Dataset records on visual material »
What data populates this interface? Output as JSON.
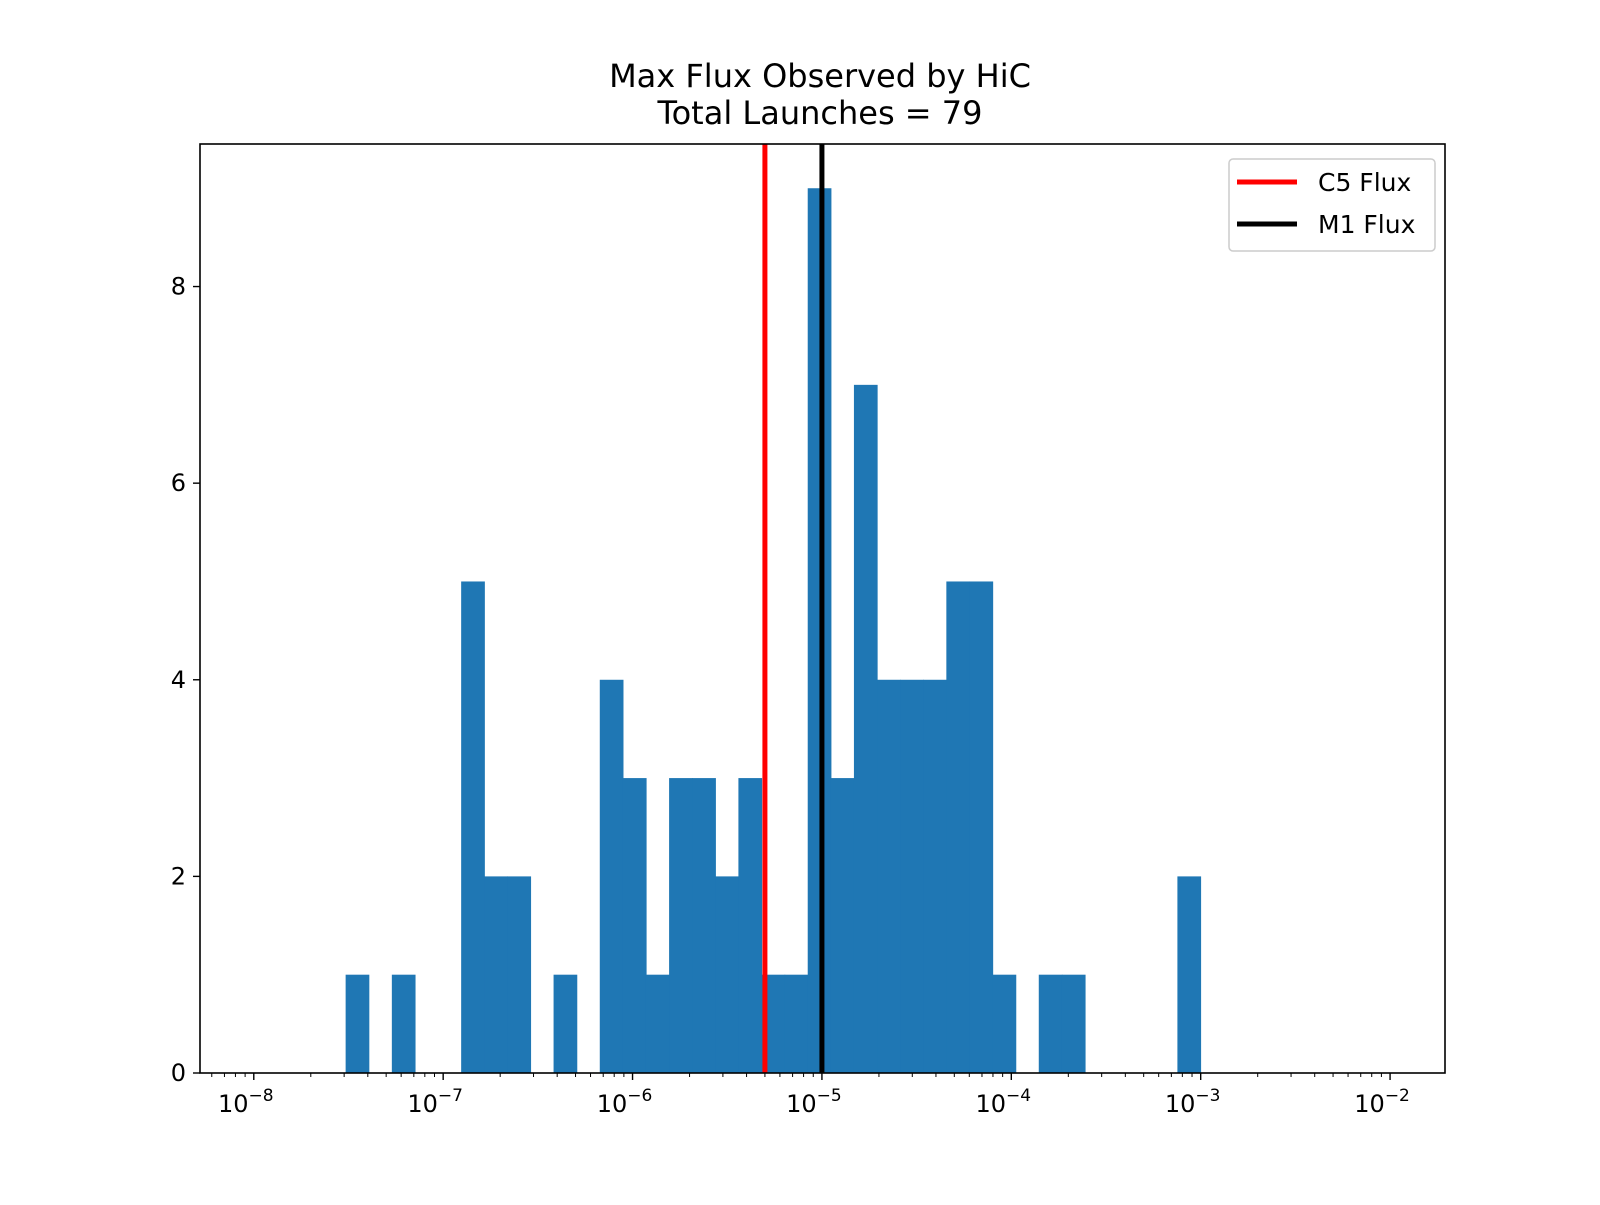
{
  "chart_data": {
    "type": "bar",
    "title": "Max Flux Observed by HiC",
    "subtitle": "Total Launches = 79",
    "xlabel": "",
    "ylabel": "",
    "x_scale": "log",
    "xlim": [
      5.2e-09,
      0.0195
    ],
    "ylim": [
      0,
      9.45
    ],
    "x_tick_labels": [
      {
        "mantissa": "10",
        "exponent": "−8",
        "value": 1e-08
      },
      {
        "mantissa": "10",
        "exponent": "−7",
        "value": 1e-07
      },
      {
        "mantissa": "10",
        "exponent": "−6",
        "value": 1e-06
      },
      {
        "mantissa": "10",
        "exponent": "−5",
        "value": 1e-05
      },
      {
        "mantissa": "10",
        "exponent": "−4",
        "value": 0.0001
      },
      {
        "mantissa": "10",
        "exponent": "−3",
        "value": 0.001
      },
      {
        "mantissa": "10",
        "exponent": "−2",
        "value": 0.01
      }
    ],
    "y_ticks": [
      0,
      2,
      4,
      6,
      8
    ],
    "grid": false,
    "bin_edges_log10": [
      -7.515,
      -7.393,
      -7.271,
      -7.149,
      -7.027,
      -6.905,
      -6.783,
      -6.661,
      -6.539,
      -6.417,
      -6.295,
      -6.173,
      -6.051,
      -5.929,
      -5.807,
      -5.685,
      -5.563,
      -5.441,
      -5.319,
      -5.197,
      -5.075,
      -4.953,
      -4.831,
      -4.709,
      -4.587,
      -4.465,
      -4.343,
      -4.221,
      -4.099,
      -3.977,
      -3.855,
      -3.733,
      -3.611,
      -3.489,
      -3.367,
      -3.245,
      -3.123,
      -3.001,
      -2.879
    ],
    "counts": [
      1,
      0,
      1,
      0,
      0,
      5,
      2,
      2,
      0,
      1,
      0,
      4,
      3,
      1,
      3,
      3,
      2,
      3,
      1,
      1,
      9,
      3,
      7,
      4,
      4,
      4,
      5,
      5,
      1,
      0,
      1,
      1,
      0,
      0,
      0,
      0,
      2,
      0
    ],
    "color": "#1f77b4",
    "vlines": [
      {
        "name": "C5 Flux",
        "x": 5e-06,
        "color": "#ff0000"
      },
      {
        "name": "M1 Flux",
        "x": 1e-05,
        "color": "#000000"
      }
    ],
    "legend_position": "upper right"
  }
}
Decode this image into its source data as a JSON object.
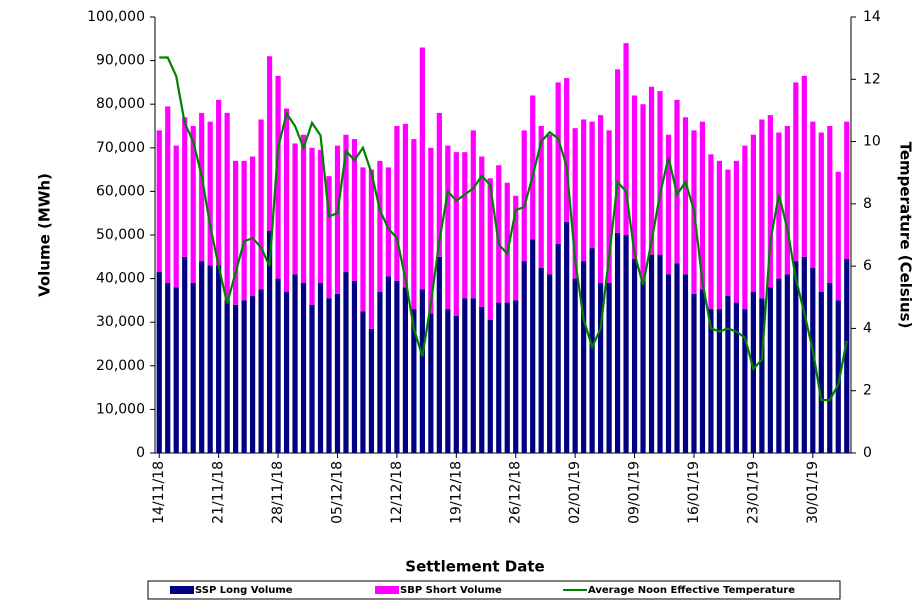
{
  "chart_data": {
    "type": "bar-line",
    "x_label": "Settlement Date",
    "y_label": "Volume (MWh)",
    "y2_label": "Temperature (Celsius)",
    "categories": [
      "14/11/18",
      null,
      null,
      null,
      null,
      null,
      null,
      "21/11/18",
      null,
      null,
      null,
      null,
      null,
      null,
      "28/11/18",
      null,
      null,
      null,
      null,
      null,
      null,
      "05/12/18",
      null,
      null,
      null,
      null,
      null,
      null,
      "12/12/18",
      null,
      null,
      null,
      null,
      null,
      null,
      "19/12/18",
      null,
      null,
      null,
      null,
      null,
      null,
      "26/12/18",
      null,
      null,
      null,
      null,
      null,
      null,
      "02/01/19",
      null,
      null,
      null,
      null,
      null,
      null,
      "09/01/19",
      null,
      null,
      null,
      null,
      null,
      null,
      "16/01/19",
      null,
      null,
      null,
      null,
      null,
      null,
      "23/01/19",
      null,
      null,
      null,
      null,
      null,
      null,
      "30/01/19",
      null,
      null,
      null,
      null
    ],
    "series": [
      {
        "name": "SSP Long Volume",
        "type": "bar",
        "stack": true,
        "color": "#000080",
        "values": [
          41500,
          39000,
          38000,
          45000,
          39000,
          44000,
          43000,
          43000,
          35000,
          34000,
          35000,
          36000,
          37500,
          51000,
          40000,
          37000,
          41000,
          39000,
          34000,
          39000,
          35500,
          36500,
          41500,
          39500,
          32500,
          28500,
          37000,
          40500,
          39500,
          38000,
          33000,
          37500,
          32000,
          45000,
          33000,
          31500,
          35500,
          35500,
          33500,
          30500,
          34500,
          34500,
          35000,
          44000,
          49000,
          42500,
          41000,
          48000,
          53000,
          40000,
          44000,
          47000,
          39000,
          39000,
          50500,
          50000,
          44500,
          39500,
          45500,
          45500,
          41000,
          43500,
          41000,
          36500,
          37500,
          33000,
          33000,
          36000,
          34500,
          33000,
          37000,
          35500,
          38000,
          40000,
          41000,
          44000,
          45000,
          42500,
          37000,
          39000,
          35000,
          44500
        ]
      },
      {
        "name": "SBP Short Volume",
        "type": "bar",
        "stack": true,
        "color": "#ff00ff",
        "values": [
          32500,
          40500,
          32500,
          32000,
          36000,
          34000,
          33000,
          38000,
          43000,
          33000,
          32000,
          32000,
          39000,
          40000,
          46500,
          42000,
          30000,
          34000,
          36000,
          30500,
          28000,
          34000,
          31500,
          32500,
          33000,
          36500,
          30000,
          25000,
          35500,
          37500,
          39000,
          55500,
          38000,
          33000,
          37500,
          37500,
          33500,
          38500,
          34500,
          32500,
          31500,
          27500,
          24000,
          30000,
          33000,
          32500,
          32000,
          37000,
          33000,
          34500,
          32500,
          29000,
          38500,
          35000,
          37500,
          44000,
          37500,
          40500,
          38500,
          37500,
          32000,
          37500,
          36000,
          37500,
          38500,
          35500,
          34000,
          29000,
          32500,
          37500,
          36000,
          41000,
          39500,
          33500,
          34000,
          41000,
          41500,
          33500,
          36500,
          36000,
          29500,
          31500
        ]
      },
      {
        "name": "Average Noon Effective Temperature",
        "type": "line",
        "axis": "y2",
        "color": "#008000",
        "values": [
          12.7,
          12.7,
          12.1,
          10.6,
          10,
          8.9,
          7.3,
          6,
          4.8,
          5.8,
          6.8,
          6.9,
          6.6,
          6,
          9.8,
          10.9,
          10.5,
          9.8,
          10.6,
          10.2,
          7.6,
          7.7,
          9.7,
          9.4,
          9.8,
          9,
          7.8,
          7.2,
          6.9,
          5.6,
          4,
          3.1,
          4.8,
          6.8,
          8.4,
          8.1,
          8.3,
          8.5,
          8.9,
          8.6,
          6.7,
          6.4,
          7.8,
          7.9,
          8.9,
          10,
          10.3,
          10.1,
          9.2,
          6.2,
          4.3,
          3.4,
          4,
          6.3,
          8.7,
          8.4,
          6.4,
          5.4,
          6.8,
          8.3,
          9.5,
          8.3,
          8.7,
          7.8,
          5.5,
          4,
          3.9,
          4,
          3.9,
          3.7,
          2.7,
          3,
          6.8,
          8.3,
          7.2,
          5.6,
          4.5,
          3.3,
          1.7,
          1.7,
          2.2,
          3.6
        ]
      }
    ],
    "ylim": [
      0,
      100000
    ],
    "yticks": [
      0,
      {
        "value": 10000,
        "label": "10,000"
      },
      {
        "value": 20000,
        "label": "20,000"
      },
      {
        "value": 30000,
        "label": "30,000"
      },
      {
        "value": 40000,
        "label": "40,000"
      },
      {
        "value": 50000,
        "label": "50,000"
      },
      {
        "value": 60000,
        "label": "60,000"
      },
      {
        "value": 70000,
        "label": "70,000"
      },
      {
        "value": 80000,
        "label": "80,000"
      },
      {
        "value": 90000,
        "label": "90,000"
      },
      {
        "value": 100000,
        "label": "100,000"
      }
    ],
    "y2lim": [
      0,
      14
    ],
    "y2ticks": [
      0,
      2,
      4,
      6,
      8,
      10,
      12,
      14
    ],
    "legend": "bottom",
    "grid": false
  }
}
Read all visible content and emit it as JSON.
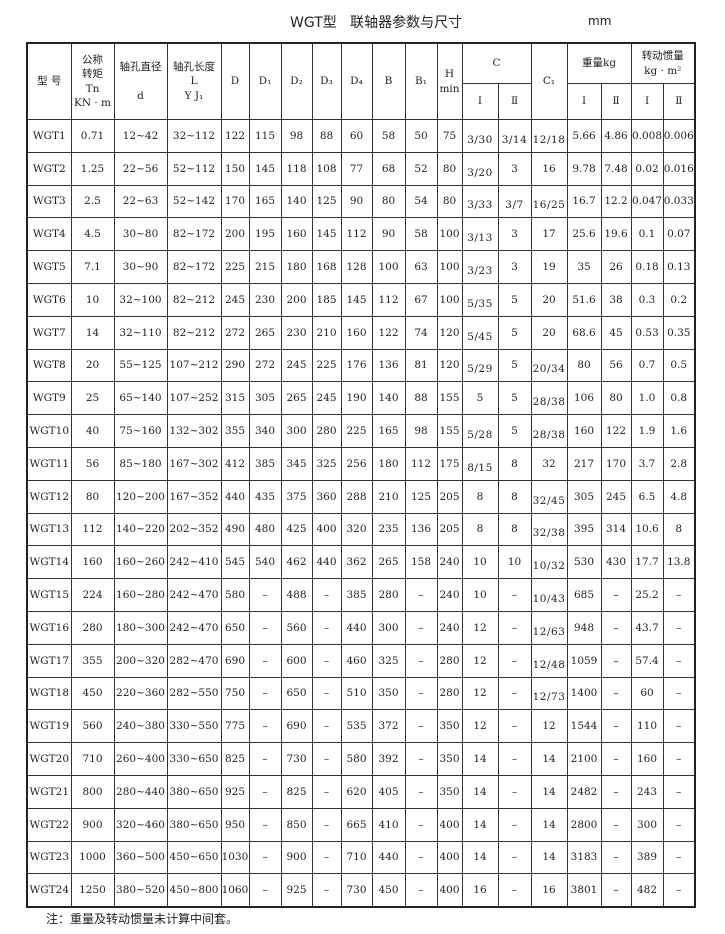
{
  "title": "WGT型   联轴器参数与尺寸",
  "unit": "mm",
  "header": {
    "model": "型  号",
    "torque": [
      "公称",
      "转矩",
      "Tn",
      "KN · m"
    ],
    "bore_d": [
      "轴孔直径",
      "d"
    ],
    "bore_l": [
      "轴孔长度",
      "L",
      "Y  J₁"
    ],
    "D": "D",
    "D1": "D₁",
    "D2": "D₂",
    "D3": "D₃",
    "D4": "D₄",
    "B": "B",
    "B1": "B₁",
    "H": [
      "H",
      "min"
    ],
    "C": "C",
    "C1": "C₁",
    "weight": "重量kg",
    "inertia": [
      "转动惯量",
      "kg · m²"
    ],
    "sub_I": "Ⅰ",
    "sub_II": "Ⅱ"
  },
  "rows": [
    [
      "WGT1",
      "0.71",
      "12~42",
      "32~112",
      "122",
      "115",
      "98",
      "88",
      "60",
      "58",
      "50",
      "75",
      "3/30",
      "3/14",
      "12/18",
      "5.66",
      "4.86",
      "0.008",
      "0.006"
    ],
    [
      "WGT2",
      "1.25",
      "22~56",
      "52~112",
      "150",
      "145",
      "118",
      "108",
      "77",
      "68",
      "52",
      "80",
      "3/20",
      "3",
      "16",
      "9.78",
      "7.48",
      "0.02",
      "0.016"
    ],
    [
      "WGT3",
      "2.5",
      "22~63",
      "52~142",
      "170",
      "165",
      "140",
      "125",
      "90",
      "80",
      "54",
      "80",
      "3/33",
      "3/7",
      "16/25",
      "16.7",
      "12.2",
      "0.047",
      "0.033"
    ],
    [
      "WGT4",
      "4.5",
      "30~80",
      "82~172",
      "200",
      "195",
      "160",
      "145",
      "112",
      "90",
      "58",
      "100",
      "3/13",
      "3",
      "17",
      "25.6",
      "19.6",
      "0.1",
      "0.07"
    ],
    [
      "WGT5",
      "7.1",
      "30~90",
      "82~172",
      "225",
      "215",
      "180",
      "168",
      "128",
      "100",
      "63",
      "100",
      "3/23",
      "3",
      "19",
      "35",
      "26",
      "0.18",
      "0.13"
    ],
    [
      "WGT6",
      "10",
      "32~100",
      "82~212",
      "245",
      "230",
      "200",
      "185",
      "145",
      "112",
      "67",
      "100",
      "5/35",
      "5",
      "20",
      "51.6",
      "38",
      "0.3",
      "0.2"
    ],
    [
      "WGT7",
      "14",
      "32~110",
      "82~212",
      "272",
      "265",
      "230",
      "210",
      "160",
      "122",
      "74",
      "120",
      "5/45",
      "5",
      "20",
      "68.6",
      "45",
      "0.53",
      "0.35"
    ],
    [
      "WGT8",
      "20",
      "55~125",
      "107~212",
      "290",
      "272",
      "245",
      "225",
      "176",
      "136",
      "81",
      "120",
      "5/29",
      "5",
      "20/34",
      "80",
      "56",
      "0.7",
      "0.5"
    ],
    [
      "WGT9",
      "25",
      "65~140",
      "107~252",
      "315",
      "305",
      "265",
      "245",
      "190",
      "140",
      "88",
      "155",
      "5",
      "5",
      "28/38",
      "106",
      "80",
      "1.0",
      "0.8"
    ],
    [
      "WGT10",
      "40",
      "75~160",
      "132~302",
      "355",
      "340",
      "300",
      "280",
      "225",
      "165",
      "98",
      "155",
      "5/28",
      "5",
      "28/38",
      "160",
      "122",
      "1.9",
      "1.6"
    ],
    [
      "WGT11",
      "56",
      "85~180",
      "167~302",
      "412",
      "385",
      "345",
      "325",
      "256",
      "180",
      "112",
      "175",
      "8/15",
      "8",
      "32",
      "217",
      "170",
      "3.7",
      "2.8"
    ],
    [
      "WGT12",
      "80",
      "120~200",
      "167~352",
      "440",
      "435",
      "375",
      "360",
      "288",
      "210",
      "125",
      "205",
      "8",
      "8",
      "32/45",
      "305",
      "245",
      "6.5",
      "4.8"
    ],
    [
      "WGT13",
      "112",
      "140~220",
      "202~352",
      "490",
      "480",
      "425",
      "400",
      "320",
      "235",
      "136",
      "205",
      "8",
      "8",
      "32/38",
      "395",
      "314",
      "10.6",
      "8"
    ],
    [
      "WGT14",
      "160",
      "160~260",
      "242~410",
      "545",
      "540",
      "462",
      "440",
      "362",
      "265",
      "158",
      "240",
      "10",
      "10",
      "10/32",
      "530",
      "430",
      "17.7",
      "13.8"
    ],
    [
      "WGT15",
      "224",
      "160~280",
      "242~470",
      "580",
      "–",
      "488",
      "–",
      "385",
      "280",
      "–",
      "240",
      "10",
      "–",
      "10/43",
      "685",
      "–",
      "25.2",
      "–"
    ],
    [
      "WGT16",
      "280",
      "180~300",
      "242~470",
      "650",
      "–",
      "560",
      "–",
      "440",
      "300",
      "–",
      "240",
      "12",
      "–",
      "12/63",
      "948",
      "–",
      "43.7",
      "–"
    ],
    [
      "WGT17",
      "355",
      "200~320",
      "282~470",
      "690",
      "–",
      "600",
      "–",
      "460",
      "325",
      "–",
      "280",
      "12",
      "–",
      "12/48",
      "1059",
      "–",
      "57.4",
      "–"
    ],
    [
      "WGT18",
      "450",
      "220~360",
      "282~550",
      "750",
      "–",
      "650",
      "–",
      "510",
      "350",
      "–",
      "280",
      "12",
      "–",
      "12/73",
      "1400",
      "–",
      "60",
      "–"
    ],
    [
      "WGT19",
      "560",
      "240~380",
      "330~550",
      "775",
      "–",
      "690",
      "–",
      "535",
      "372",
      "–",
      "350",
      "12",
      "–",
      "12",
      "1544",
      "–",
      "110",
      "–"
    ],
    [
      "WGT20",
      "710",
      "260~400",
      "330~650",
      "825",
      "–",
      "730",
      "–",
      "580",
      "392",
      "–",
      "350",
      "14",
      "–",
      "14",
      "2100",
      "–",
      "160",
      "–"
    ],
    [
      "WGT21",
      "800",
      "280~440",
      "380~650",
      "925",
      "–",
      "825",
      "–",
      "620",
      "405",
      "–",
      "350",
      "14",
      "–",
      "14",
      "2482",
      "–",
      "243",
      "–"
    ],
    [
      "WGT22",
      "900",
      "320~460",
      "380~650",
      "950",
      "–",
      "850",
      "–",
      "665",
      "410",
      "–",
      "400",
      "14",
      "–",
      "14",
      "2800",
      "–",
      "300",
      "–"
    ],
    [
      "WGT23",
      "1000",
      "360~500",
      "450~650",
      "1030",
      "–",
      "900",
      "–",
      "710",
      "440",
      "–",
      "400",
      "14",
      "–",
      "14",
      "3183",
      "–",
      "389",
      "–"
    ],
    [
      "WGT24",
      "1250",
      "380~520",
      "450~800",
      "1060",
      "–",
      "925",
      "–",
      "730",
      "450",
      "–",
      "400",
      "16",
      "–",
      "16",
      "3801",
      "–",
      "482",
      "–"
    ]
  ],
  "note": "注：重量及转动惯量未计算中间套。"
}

DIRECTION »
Using the entries above, state how many lines include the word "exponent", with no other words.

SOLUTION TO THIS EXERCISE »
7